## What is being asked
Transcribe all the entries word for word, skipping the pictures.

## Entries provided
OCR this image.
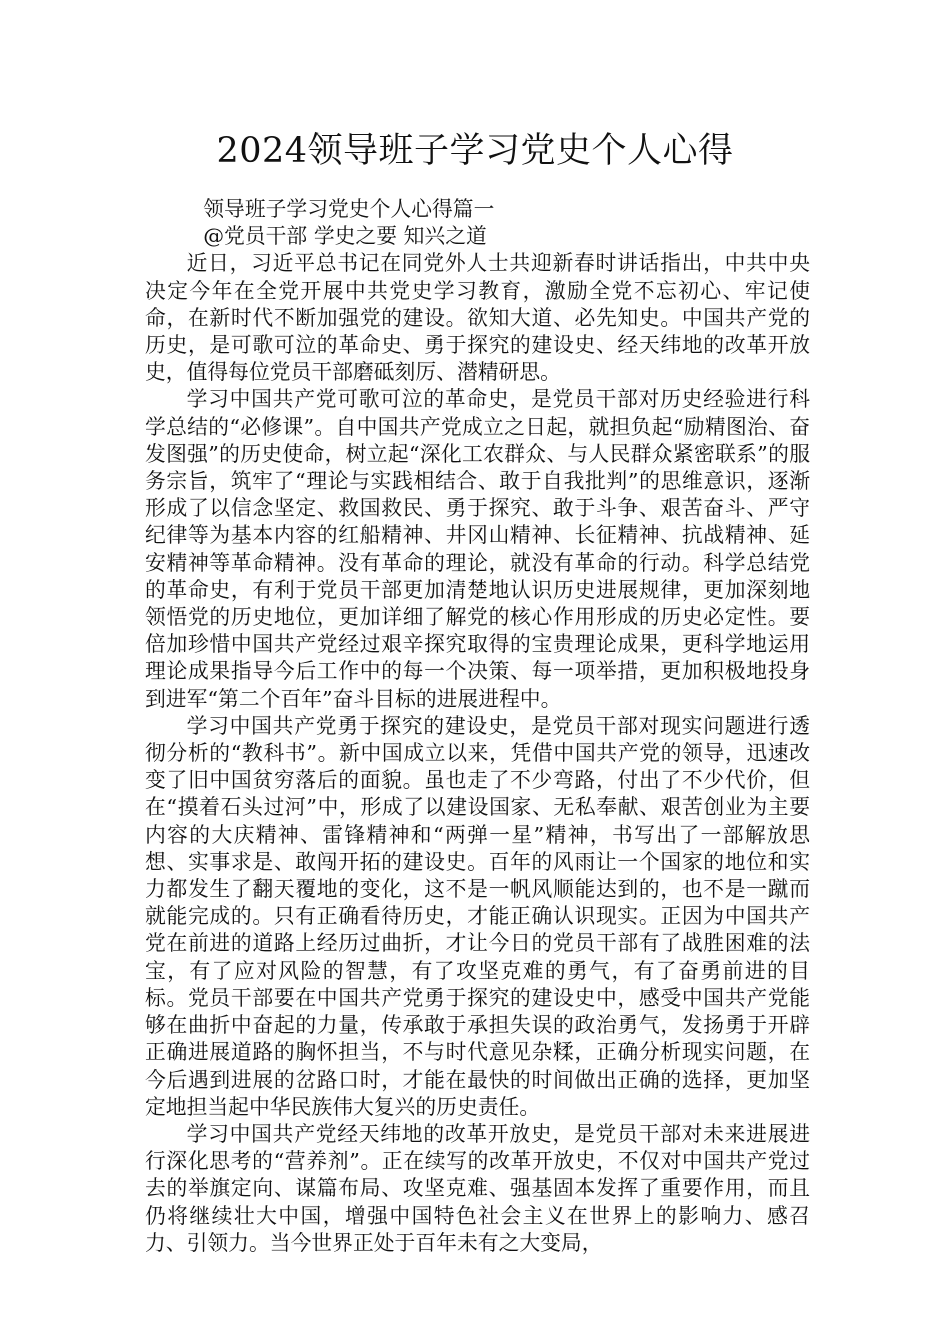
2024领导班子学习党史个人心得

领导班子学习党史个人心得篇一

@党员干部 学史之要 知兴之道

近日，习近平总书记在同党外人士共迎新春时讲话指出，中共中央决定今年在全党开展中共党史学习教育，激励全党不忘初心、牢记使命，在新时代不断加强党的建设。欲知大道、必先知史。中国共产党的历史，是可歌可泣的革命史、勇于探究的建设史、经天纬地的改革开放史，值得每位党员干部磨砥刻厉、潜精研思。

学习中国共产党可歌可泣的革命史，是党员干部对历史经验进行科学总结的“必修课”。自中国共产党成立之日起，就担负起“励精图治、奋发图强”的历史使命，树立起“深化工农群众、与人民群众紧密联系”的服务宗旨，筑牢了“理论与实践相结合、敢于自我批判”的思维意识，逐渐形成了以信念坚定、救国救民、勇于探究、敢于斗争、艰苦奋斗、严守纪律等为基本内容的红船精神、井冈山精神、长征精神、抗战精神、延安精神等革命精神。没有革命的理论，就没有革命的行动。科学总结党的革命史，有利于党员干部更加清楚地认识历史进展规律，更加深刻地领悟党的历史地位，更加详细了解党的核心作用形成的历史必定性。要倍加珍惜中国共产党经过艰辛探究取得的宝贵理论成果，更科学地运用理论成果指导今后工作中的每一个决策、每一项举措，更加积极地投身到进军“第二个百年”奋斗目标的进展进程中。

学习中国共产党勇于探究的建设史，是党员干部对现实问题进行透彻分析的“教科书”。新中国成立以来，凭借中国共产党的领导，迅速改变了旧中国贫穷落后的面貌。虽也走了不少弯路，付出了不少代价，但在“摸着石头过河”中，形成了以建设国家、无私奉献、艰苦创业为主要内容的大庆精神、雷锋精神和“两弹一星”精神，书写出了一部解放思想、实事求是、敢闯开拓的建设史。百年的风雨让一个国家的地位和实力都发生了翻天覆地的变化，这不是一帆风顺能达到的，也不是一蹴而就能完成的。只有正确看待历史，才能正确认识现实。正因为中国共产党在前进的道路上经历过曲折，才让今日的党员干部有了战胜困难的法宝，有了应对风险的智慧，有了攻坚克难的勇气，有了奋勇前进的目标。党员干部要在中国共产党勇于探究的建设史中，感受中国共产党能够在曲折中奋起的力量，传承敢于承担失误的政治勇气，发扬勇于开辟正确进展道路的胸怀担当，不与时代意见杂糅，正确分析现实问题，在今后遇到进展的岔路口时，才能在最快的时间做出正确的选择，更加坚定地担当起中华民族伟大复兴的历史责任。

学习中国共产党经天纬地的改革开放史，是党员干部对未来进展进行深化思考的“营养剂”。正在续写的改革开放史，不仅对中国共产党过去的举旗定向、谋篇布局、攻坚克难、强基固本发挥了重要作用，而且仍将继续壮大中国，增强中国特色社会主义在世界上的影响力、感召力、引领力。当今世界正处于百年未有之大变局，
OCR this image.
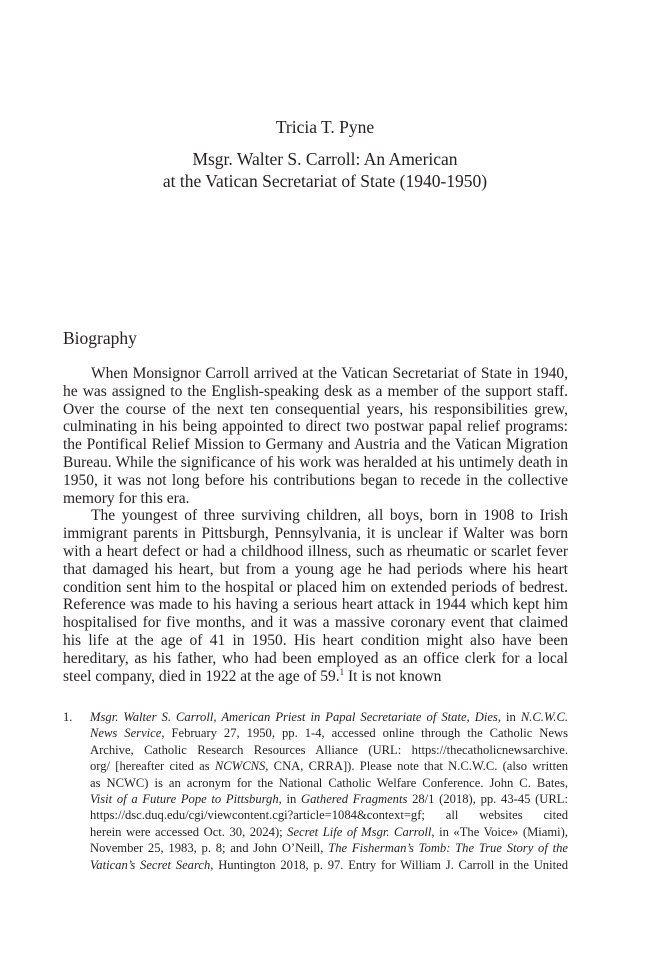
Tricia T. Pyne
Msgr. Walter S. Carroll: An American
at the Vatican Secretariat of State (1940-1950)
Biography

When Monsignor Carroll arrived at the Vatican Secretariat of State in 1940, he was assigned to the English-speaking desk as a member of the support staff. Over the course of the next ten consequential years, his responsibilities grew, culminating in his being appointed to direct two postwar papal relief programs: the Pontifical Relief Mission to Germany and Austria and the Vatican Migration Bureau. While the significance of his work was heralded at his untimely death in 1950, it was not long before his contributions began to recede in the collective memory for this era.

The youngest of three surviving children, all boys, born in 1908 to Irish immigrant parents in Pittsburgh, Pennsylvania, it is unclear if Walter was born with a heart defect or had a childhood illness, such as rheumatic or scarlet fever that damaged his heart, but from a young age he had periods where his heart condition sent him to the hospital or placed him on extended periods of bedrest. Reference was made to his having a serious heart attack in 1944 which kept him hospitalised for five months, and it was a massive coronary event that claimed his life at the age of 41 in 1950. His heart condition might also have been hereditary, as his father, who had been employed as an office clerk for a local steel company, died in 1922 at the age of 59.$^1$ It is not known

1. Msgr. Walter S. Carroll, American Priest in Papal Secretariate of State, Dies, in N.C.W.C.
News Service, February 27, 1950, pp. 1-4, accessed online through the Catholic News
Archive, Catholic Research Resources Alliance (URL: https://thecatholicnewsarchive.
org/ [hereafter cited as NCWCNS, CNA, CRRA]). Please note that N.C.W.C. (also written
as NCWC) is an acronym for the National Catholic Welfare Conference. John C. Bates,
Visit of a Future Pope to Pittsburgh, in Gathered Fragments 28/1 (2018), pp. 43-45 (URL:
https://dsc.duq.edu/cgi/viewcontent.cgi?article=1084&context=gf; all websites cited
herein were accessed Oct. 30, 2024); Secret Life of Msgr. Carroll, in «The Voice» (Miami),
November 25, 1983, p. 8; and John O’Neill, The Fisherman’s Tomb: The True Story of the
Vatican’s Secret Search, Huntington 2018, p. 97. Entry for William J. Carroll in the United
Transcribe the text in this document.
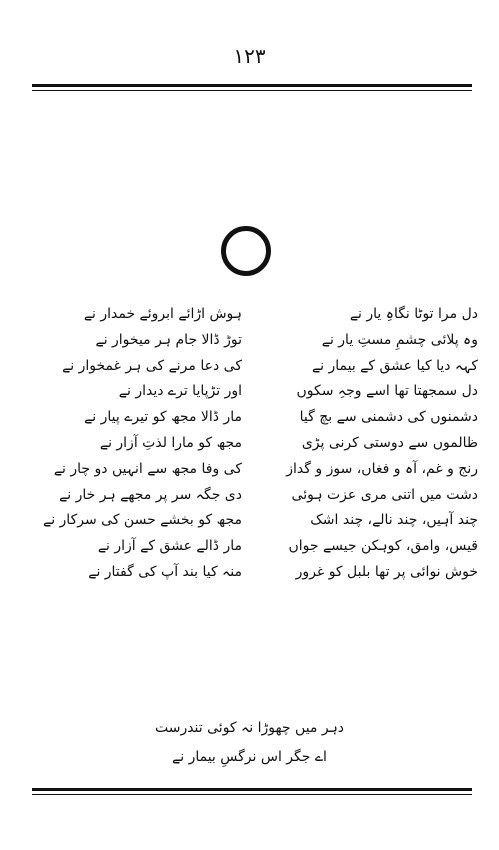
۱۲۳
دل مرا توٹا نگاہِ یار نے
وہ پلائی چشمِ مستِ یار نے
کہہ دیا کیا عشق کے بیمار نے
دل سمجھتا تھا اسے وجہِ سکوں
دشمنوں کی دشمنی سے بچ گیا
ظالموں سے دوستی کرنی پڑی
رنج و غم، آہ و فغاں، سوز و گداز
دشت میں اتنی مری عزت ہوئی
چند آہیں، چند نالے، چند اشک
قیس، وامق، کوہکن جیسے جواں
خوش نوائی پر تھا بلبل کو غرور
ہوش اڑائے ابروئے خمدار نے
توڑ ڈالا جام ہر میخوار نے
کی دعا مرنے کی ہر غمخوار نے
اور تڑپایا ترے دیدار نے
مار ڈالا مجھ کو تیرے پیار نے
مجھ کو مارا لذتِ آزار نے
کی وفا مجھ سے انہیں دو چار نے
دی جگہ سر پر مجھے ہر خار نے
مجھ کو بخشے حسن کی سرکار نے
مار ڈالے عشق کے آزار نے
منہ کیا بند آپ کی گفتار نے
دہر میں چھوڑا نہ کوئی تندرست
اے جگر اس نرگسِ بیمار نے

## Exercise response
OCR this image.
2024领导班子学习党史个人心得

领导班子学习党史个人心得篇一

@党员干部 学史之要 知兴之道

近日，习近平总书记在同党外人士共迎新春时讲话指出，中共中央决定今年在全党开展中共党史学习教育，激励全党不忘初心、牢记使命，在新时代不断加强党的建设。欲知大道、必先知史。中国共产党的历史，是可歌可泣的革命史、勇于探究的建设史、经天纬地的改革开放史，值得每位党员干部磨砥刻厉、潜精研思。

学习中国共产党可歌可泣的革命史，是党员干部对历史经验进行科学总结的“必修课”。自中国共产党成立之日起，就担负起“励精图治、奋发图强”的历史使命，树立起“深化工农群众、与人民群众紧密联系”的服务宗旨，筑牢了“理论与实践相结合、敢于自我批判”的思维意识，逐渐形成了以信念坚定、救国救民、勇于探究、敢于斗争、艰苦奋斗、严守纪律等为基本内容的红船精神、井冈山精神、长征精神、抗战精神、延安精神等革命精神。没有革命的理论，就没有革命的行动。科学总结党的革命史，有利于党员干部更加清楚地认识历史进展规律，更加深刻地领悟党的历史地位，更加详细了解党的核心作用形成的历史必定性。要倍加珍惜中国共产党经过艰辛探究取得的宝贵理论成果，更科学地运用理论成果指导今后工作中的每一个决策、每一项举措，更加积极地投身到进军“第二个百年”奋斗目标的进展进程中。

学习中国共产党勇于探究的建设史，是党员干部对现实问题进行透彻分析的“教科书”。新中国成立以来，凭借中国共产党的领导，迅速改变了旧中国贫穷落后的面貌。虽也走了不少弯路，付出了不少代价，但在“摸着石头过河”中，形成了以建设国家、无私奉献、艰苦创业为主要内容的大庆精神、雷锋精神和“两弹一星”精神，书写出了一部解放思想、实事求是、敢闯开拓的建设史。百年的风雨让一个国家的地位和实力都发生了翻天覆地的变化，这不是一帆风顺能达到的，也不是一蹴而就能完成的。只有正确看待历史，才能正确认识现实。正因为中国共产党在前进的道路上经历过曲折，才让今日的党员干部有了战胜困难的法宝，有了应对风险的智慧，有了攻坚克难的勇气，有了奋勇前进的目标。党员干部要在中国共产党勇于探究的建设史中，感受中国共产党能够在曲折中奋起的力量，传承敢于承担失误的政治勇气，发扬勇于开辟正确进展道路的胸怀担当，不与时代意见杂糅，正确分析现实问题，在今后遇到进展的岔路口时，才能在最快的时间做出正确的选择，更加坚定地担当起中华民族伟大复兴的历史责任。

学习中国共产党经天纬地的改革开放史，是党员干部对未来进展进行深化思考的“营养剂”。正在续写的改革开放史，不仅对中国共产党过去的举旗定向、谋篇布局、攻坚克难、强基固本发挥了重要作用，而且仍将继续壮大中国，增强中国特色社会主义在世界上的影响力、感召力、引领力。当今世界正处于百年未有之大变局，
OCR this image.
Tricia T. Pyne
Msgr. Walter S. Carroll: An American
at the Vatican Secretariat of State (1940-1950)
Biography

When Monsignor Carroll arrived at the Vatican Secretariat of State in 1940, he was assigned to the English-speaking desk as a member of the support staff. Over the course of the next ten consequential years, his responsibilities grew, culminating in his being appointed to direct two postwar papal relief programs: the Pontifical Relief Mission to Germany and Austria and the Vatican Migration Bureau. While the significance of his work was heralded at his untimely death in 1950, it was not long before his contributions began to recede in the collective memory for this era.

The youngest of three surviving children, all boys, born in 1908 to Irish immigrant parents in Pittsburgh, Pennsylvania, it is unclear if Walter was born with a heart defect or had a childhood illness, such as rheumatic or scarlet fever that damaged his heart, but from a young age he had periods where his heart condition sent him to the hospital or placed him on extended periods of bedrest. Reference was made to his having a serious heart attack in 1944 which kept him hospitalised for five months, and it was a massive coronary event that claimed his life at the age of 41 in 1950. His heart condition might also have been hereditary, as his father, who had been employed as an office clerk for a local steel company, died in 1922 at the age of 59.$^1$ It is not known

1. Msgr. Walter S. Carroll, American Priest in Papal Secretariate of State, Dies, in N.C.W.C.
News Service, February 27, 1950, pp. 1-4, accessed online through the Catholic News
Archive, Catholic Research Resources Alliance (URL: https://thecatholicnewsarchive.
org/ [hereafter cited as NCWCNS, CNA, CRRA]). Please note that N.C.W.C. (also written
as NCWC) is an acronym for the National Catholic Welfare Conference. John C. Bates,
Visit of a Future Pope to Pittsburgh, in Gathered Fragments 28/1 (2018), pp. 43-45 (URL:
https://dsc.duq.edu/cgi/viewcontent.cgi?article=1084&context=gf; all websites cited
herein were accessed Oct. 30, 2024); Secret Life of Msgr. Carroll, in «The Voice» (Miami),
November 25, 1983, p. 8; and John O’Neill, The Fisherman’s Tomb: The True Story of the
Vatican’s Secret Search, Huntington 2018, p. 97. Entry for William J. Carroll in the United
Transcribe the text in this document.
۱۲۳
دل مرا توٹا نگاہِ یار نے
وہ پلائی چشمِ مستِ یار نے
کہہ دیا کیا عشق کے بیمار نے
دل سمجھتا تھا اسے وجہِ سکوں
دشمنوں کی دشمنی سے بچ گیا
ظالموں سے دوستی کرنی پڑی
رنج و غم، آہ و فغاں، سوز و گداز
دشت میں اتنی مری عزت ہوئی
چند آہیں، چند نالے، چند اشک
قیس، وامق، کوہکن جیسے جواں
خوش نوائی پر تھا بلبل کو غرور
ہوش اڑائے ابروئے خمدار نے
توڑ ڈالا جام ہر میخوار نے
کی دعا مرنے کی ہر غمخوار نے
اور تڑپایا ترے دیدار نے
مار ڈالا مجھ کو تیرے پیار نے
مجھ کو مارا لذتِ آزار نے
کی وفا مجھ سے انہیں دو چار نے
دی جگہ سر پر مجھے ہر خار نے
مجھ کو بخشے حسن کی سرکار نے
مار ڈالے عشق کے آزار نے
منہ کیا بند آپ کی گفتار نے
دہر میں چھوڑا نہ کوئی تندرست
اے جگر اس نرگسِ بیمار نے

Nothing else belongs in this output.